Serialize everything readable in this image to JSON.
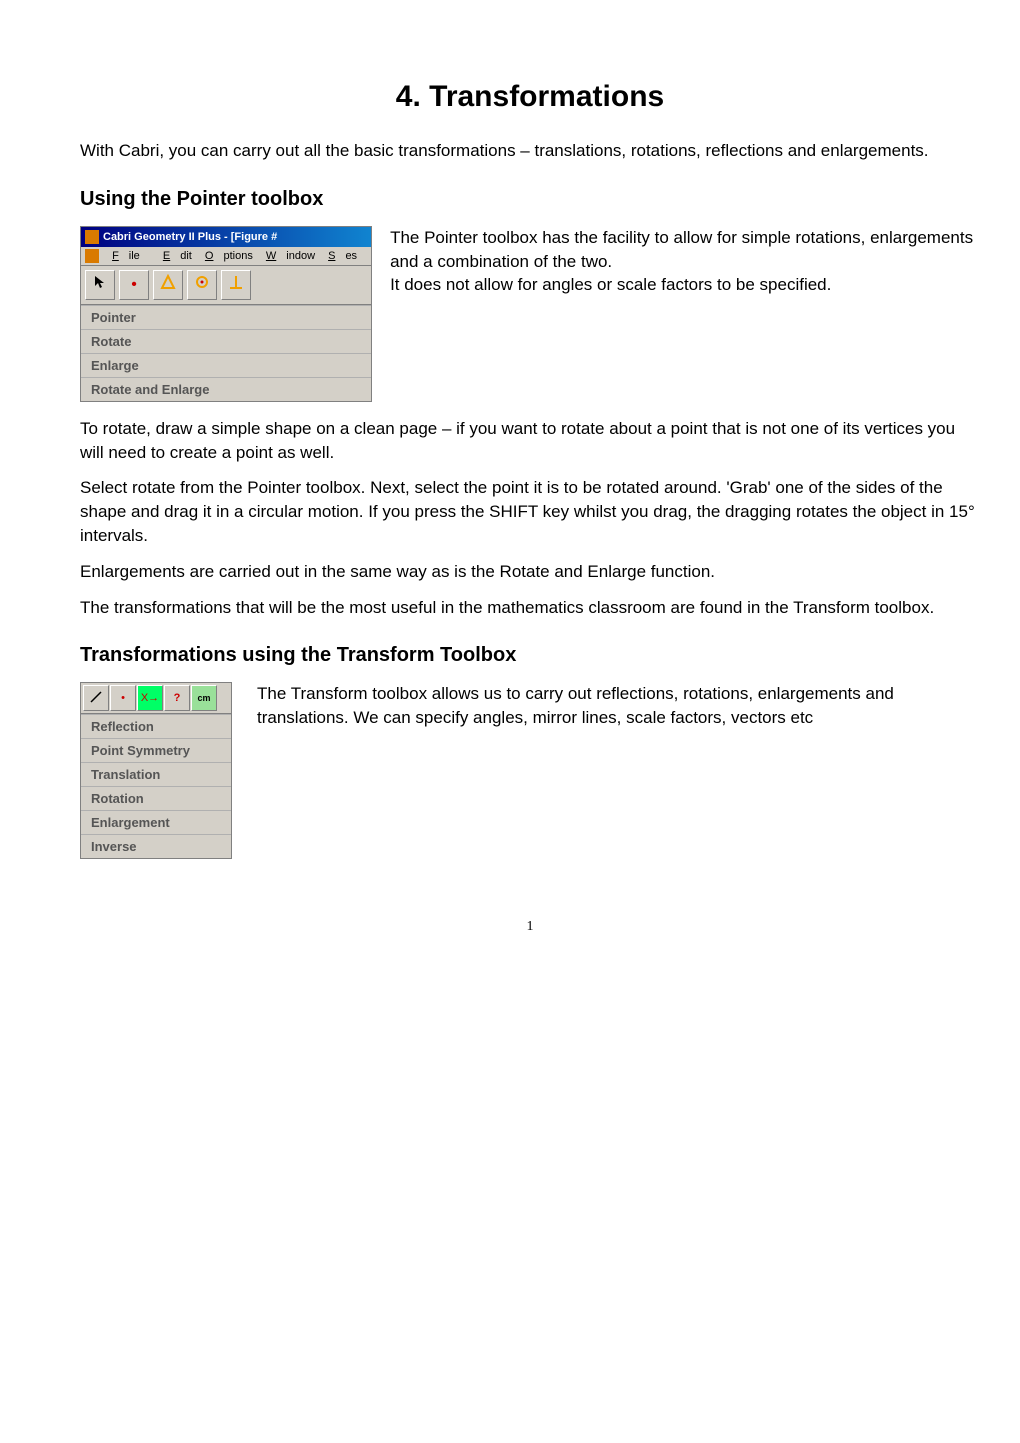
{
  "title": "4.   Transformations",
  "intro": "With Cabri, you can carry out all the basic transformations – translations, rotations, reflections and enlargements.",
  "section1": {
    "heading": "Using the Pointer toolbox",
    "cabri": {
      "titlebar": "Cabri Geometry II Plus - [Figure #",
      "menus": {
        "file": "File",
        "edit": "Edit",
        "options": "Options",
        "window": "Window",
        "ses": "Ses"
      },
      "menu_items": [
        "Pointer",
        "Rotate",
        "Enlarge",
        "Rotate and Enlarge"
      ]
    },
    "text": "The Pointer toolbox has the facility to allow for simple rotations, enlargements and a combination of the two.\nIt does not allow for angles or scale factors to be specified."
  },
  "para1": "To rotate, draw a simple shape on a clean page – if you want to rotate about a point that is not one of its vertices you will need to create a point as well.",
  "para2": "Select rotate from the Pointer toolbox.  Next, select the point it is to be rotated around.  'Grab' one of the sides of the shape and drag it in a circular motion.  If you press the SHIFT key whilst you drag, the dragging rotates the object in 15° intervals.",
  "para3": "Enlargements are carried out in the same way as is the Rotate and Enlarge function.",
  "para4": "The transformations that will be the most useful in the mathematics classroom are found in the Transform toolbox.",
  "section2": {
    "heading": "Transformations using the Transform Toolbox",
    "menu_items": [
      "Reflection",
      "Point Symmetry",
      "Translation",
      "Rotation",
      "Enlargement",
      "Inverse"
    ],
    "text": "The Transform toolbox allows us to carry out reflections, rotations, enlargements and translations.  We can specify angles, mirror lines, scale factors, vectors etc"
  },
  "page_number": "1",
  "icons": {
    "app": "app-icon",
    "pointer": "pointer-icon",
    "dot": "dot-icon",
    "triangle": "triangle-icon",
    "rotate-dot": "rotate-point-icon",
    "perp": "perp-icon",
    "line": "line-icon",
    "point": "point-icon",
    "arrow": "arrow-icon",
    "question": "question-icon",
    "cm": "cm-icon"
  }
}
::::::::::
EXERCISE REQUIREMENTS: Which lines contain "factors"? Copy each of them.

THE REPLY:
    "text": "The Pointer toolbox has the facility to allow for simple rotations, enlargements and a combination of the two.\nIt does not allow for angles or scale factors to be specified."
    "text": "The Transform toolbox allows us to carry out reflections, rotations, enlargements and translations.  We can specify angles, mirror lines, scale factors, vectors etc"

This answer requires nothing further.